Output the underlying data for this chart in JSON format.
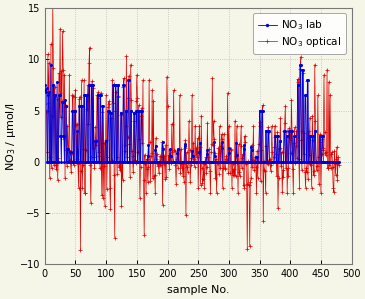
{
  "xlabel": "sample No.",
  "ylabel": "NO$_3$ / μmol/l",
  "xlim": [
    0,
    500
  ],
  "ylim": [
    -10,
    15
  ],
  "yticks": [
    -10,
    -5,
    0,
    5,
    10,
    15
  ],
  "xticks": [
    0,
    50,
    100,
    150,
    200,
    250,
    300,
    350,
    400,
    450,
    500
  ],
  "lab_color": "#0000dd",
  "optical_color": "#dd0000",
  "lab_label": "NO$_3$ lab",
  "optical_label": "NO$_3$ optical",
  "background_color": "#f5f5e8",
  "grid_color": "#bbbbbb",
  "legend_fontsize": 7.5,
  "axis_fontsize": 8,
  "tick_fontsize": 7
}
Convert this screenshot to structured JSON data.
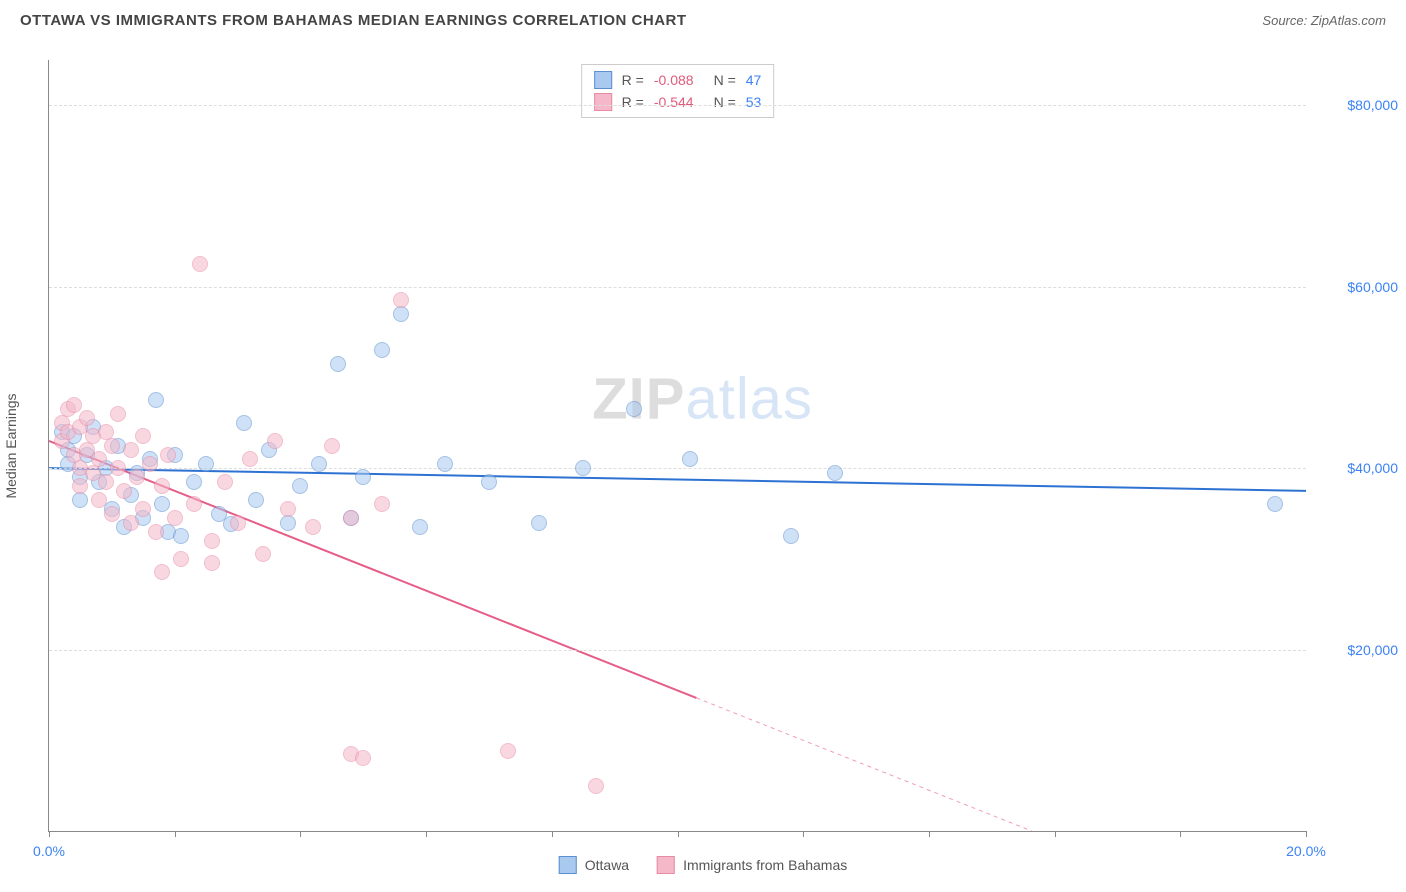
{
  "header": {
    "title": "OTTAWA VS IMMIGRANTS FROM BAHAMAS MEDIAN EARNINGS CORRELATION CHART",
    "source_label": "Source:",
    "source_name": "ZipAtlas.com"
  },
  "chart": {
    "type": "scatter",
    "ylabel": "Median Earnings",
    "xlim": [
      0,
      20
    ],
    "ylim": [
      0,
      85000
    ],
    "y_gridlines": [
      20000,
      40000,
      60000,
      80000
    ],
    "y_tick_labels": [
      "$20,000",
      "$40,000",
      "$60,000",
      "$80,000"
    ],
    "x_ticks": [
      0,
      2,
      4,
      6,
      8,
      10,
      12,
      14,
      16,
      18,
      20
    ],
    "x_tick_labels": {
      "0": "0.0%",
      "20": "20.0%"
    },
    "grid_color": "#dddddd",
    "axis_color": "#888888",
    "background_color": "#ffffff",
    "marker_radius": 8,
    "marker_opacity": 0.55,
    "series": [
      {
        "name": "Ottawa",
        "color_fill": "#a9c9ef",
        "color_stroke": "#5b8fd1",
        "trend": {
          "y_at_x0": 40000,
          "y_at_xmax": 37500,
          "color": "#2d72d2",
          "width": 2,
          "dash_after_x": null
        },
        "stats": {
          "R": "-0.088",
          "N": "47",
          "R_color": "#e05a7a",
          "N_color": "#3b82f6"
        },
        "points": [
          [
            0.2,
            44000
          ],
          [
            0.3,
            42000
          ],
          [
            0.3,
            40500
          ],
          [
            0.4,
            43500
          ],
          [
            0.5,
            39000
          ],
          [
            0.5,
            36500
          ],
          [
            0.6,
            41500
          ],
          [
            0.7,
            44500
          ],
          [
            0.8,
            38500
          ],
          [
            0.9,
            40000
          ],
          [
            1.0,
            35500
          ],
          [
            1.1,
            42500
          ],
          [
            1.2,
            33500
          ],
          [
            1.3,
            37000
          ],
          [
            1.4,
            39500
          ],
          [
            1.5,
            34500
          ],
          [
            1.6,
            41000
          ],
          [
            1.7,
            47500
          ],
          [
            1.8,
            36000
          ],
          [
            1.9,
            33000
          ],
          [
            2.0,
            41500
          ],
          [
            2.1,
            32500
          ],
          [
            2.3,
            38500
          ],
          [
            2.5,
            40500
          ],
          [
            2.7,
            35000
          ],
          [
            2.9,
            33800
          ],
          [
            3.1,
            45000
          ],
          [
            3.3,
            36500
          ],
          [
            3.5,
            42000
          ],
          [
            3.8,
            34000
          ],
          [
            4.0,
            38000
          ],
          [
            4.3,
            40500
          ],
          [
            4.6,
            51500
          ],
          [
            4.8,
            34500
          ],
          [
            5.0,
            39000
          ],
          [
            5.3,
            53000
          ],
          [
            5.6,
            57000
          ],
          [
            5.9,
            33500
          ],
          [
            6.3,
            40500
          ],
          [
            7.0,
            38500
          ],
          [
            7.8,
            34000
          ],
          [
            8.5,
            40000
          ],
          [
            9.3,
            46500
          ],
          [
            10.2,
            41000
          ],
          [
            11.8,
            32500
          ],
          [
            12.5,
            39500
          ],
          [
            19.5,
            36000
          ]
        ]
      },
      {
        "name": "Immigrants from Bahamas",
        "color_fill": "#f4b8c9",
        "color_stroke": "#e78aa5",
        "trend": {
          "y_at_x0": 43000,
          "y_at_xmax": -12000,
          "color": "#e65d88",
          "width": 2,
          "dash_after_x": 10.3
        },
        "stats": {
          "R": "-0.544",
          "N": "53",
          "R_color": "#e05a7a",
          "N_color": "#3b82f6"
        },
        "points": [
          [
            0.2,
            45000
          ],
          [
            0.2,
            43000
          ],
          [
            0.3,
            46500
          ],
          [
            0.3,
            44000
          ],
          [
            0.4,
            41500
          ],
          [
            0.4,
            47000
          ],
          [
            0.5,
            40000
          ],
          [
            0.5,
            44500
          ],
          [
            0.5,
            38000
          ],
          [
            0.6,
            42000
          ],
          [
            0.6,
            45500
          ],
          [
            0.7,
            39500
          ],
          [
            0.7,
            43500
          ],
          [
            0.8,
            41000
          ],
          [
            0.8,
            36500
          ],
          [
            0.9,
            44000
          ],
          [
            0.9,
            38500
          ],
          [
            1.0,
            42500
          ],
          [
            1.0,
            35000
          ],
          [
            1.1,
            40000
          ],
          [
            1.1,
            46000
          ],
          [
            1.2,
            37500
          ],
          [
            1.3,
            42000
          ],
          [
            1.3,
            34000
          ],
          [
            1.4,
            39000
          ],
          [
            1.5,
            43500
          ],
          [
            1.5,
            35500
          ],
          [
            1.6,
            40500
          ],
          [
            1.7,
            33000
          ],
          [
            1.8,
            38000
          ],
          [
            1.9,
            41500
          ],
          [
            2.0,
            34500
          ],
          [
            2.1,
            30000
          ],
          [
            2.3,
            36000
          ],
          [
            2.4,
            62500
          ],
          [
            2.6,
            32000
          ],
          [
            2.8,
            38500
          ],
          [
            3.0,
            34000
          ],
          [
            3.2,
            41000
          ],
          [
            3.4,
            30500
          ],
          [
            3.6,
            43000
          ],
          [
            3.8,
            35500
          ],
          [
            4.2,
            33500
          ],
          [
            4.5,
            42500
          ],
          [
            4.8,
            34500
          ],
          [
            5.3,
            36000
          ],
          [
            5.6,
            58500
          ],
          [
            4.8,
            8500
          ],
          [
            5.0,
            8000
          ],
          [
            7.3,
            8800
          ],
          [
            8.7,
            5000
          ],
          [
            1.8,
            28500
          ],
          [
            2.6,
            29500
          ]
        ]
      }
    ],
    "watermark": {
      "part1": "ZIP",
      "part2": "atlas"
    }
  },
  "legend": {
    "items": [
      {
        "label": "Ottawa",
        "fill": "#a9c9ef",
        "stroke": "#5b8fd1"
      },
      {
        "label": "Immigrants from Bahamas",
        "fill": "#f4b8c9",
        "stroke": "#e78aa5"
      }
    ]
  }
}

****************************************

--- PROBLEM TO WORK ON ---
Exclude the pictures and transcribe all of the entries exactly.

--- REPLY ---
Output the underlying data for this chart in JSON format.
{
  "xlabel": "sample No.",
  "ylabel": "NO$_3$ / μmol/l",
  "xlim": [
    0,
    500
  ],
  "ylim": [
    -10,
    15
  ],
  "yticks": [
    -10,
    -5,
    0,
    5,
    10,
    15
  ],
  "xticks": [
    0,
    50,
    100,
    150,
    200,
    250,
    300,
    350,
    400,
    450,
    500
  ],
  "lab_color": "#0000dd",
  "optical_color": "#dd0000",
  "lab_label": "NO$_3$ lab",
  "optical_label": "NO$_3$ optical",
  "background_color": "#f5f5e8",
  "grid_color": "#bbbbbb",
  "legend_fontsize": 7.5,
  "axis_fontsize": 8,
  "tick_fontsize": 7
}
Convert this screenshot to structured JSON data.
{
  "header": {
    "title": "OTTAWA VS IMMIGRANTS FROM BAHAMAS MEDIAN EARNINGS CORRELATION CHART",
    "source_label": "Source:",
    "source_name": "ZipAtlas.com"
  },
  "chart": {
    "type": "scatter",
    "ylabel": "Median Earnings",
    "xlim": [
      0,
      20
    ],
    "ylim": [
      0,
      85000
    ],
    "y_gridlines": [
      20000,
      40000,
      60000,
      80000
    ],
    "y_tick_labels": [
      "$20,000",
      "$40,000",
      "$60,000",
      "$80,000"
    ],
    "x_ticks": [
      0,
      2,
      4,
      6,
      8,
      10,
      12,
      14,
      16,
      18,
      20
    ],
    "x_tick_labels": {
      "0": "0.0%",
      "20": "20.0%"
    },
    "grid_color": "#dddddd",
    "axis_color": "#888888",
    "background_color": "#ffffff",
    "marker_radius": 8,
    "marker_opacity": 0.55,
    "series": [
      {
        "name": "Ottawa",
        "color_fill": "#a9c9ef",
        "color_stroke": "#5b8fd1",
        "trend": {
          "y_at_x0": 40000,
          "y_at_xmax": 37500,
          "color": "#2d72d2",
          "width": 2,
          "dash_after_x": null
        },
        "stats": {
          "R": "-0.088",
          "N": "47",
          "R_color": "#e05a7a",
          "N_color": "#3b82f6"
        },
        "points": [
          [
            0.2,
            44000
          ],
          [
            0.3,
            42000
          ],
          [
            0.3,
            40500
          ],
          [
            0.4,
            43500
          ],
          [
            0.5,
            39000
          ],
          [
            0.5,
            36500
          ],
          [
            0.6,
            41500
          ],
          [
            0.7,
            44500
          ],
          [
            0.8,
            38500
          ],
          [
            0.9,
            40000
          ],
          [
            1.0,
            35500
          ],
          [
            1.1,
            42500
          ],
          [
            1.2,
            33500
          ],
          [
            1.3,
            37000
          ],
          [
            1.4,
            39500
          ],
          [
            1.5,
            34500
          ],
          [
            1.6,
            41000
          ],
          [
            1.7,
            47500
          ],
          [
            1.8,
            36000
          ],
          [
            1.9,
            33000
          ],
          [
            2.0,
            41500
          ],
          [
            2.1,
            32500
          ],
          [
            2.3,
            38500
          ],
          [
            2.5,
            40500
          ],
          [
            2.7,
            35000
          ],
          [
            2.9,
            33800
          ],
          [
            3.1,
            45000
          ],
          [
            3.3,
            36500
          ],
          [
            3.5,
            42000
          ],
          [
            3.8,
            34000
          ],
          [
            4.0,
            38000
          ],
          [
            4.3,
            40500
          ],
          [
            4.6,
            51500
          ],
          [
            4.8,
            34500
          ],
          [
            5.0,
            39000
          ],
          [
            5.3,
            53000
          ],
          [
            5.6,
            57000
          ],
          [
            5.9,
            33500
          ],
          [
            6.3,
            40500
          ],
          [
            7.0,
            38500
          ],
          [
            7.8,
            34000
          ],
          [
            8.5,
            40000
          ],
          [
            9.3,
            46500
          ],
          [
            10.2,
            41000
          ],
          [
            11.8,
            32500
          ],
          [
            12.5,
            39500
          ],
          [
            19.5,
            36000
          ]
        ]
      },
      {
        "name": "Immigrants from Bahamas",
        "color_fill": "#f4b8c9",
        "color_stroke": "#e78aa5",
        "trend": {
          "y_at_x0": 43000,
          "y_at_xmax": -12000,
          "color": "#e65d88",
          "width": 2,
          "dash_after_x": 10.3
        },
        "stats": {
          "R": "-0.544",
          "N": "53",
          "R_color": "#e05a7a",
          "N_color": "#3b82f6"
        },
        "points": [
          [
            0.2,
            45000
          ],
          [
            0.2,
            43000
          ],
          [
            0.3,
            46500
          ],
          [
            0.3,
            44000
          ],
          [
            0.4,
            41500
          ],
          [
            0.4,
            47000
          ],
          [
            0.5,
            40000
          ],
          [
            0.5,
            44500
          ],
          [
            0.5,
            38000
          ],
          [
            0.6,
            42000
          ],
          [
            0.6,
            45500
          ],
          [
            0.7,
            39500
          ],
          [
            0.7,
            43500
          ],
          [
            0.8,
            41000
          ],
          [
            0.8,
            36500
          ],
          [
            0.9,
            44000
          ],
          [
            0.9,
            38500
          ],
          [
            1.0,
            42500
          ],
          [
            1.0,
            35000
          ],
          [
            1.1,
            40000
          ],
          [
            1.1,
            46000
          ],
          [
            1.2,
            37500
          ],
          [
            1.3,
            42000
          ],
          [
            1.3,
            34000
          ],
          [
            1.4,
            39000
          ],
          [
            1.5,
            43500
          ],
          [
            1.5,
            35500
          ],
          [
            1.6,
            40500
          ],
          [
            1.7,
            33000
          ],
          [
            1.8,
            38000
          ],
          [
            1.9,
            41500
          ],
          [
            2.0,
            34500
          ],
          [
            2.1,
            30000
          ],
          [
            2.3,
            36000
          ],
          [
            2.4,
            62500
          ],
          [
            2.6,
            32000
          ],
          [
            2.8,
            38500
          ],
          [
            3.0,
            34000
          ],
          [
            3.2,
            41000
          ],
          [
            3.4,
            30500
          ],
          [
            3.6,
            43000
          ],
          [
            3.8,
            35500
          ],
          [
            4.2,
            33500
          ],
          [
            4.5,
            42500
          ],
          [
            4.8,
            34500
          ],
          [
            5.3,
            36000
          ],
          [
            5.6,
            58500
          ],
          [
            4.8,
            8500
          ],
          [
            5.0,
            8000
          ],
          [
            7.3,
            8800
          ],
          [
            8.7,
            5000
          ],
          [
            1.8,
            28500
          ],
          [
            2.6,
            29500
          ]
        ]
      }
    ],
    "watermark": {
      "part1": "ZIP",
      "part2": "atlas"
    }
  },
  "legend": {
    "items": [
      {
        "label": "Ottawa",
        "fill": "#a9c9ef",
        "stroke": "#5b8fd1"
      },
      {
        "label": "Immigrants from Bahamas",
        "fill": "#f4b8c9",
        "stroke": "#e78aa5"
      }
    ]
  }
}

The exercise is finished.